----- ROWS -----

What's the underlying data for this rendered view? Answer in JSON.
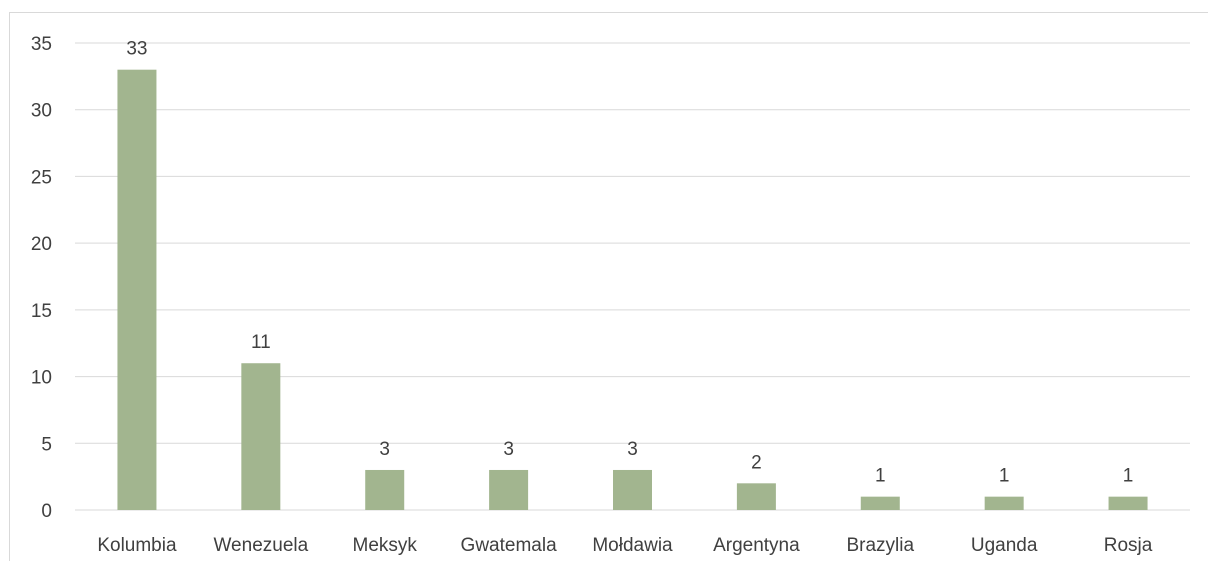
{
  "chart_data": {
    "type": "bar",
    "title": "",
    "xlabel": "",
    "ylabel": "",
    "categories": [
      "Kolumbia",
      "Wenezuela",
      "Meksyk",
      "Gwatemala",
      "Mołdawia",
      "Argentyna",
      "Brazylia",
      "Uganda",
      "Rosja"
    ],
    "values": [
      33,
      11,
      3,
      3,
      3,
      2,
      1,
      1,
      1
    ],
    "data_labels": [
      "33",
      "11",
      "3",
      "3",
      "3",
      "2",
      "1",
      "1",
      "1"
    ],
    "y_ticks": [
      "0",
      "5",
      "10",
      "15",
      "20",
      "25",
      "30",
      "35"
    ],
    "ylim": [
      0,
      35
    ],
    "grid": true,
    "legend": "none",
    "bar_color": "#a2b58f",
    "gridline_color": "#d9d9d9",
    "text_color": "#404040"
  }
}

-----

> _TASK OBJECTIVE_:
Write out the entries again, exactly as given, skipping any images.

> _RESULT_:
What's the underlying data for this rendered view? Answer in JSON.
{
  "chart_data": {
    "type": "bar",
    "title": "",
    "xlabel": "",
    "ylabel": "",
    "categories": [
      "Kolumbia",
      "Wenezuela",
      "Meksyk",
      "Gwatemala",
      "Mołdawia",
      "Argentyna",
      "Brazylia",
      "Uganda",
      "Rosja"
    ],
    "values": [
      33,
      11,
      3,
      3,
      3,
      2,
      1,
      1,
      1
    ],
    "data_labels": [
      "33",
      "11",
      "3",
      "3",
      "3",
      "2",
      "1",
      "1",
      "1"
    ],
    "y_ticks": [
      "0",
      "5",
      "10",
      "15",
      "20",
      "25",
      "30",
      "35"
    ],
    "ylim": [
      0,
      35
    ],
    "grid": true,
    "legend": "none",
    "bar_color": "#a2b58f",
    "gridline_color": "#d9d9d9",
    "text_color": "#404040"
  }
}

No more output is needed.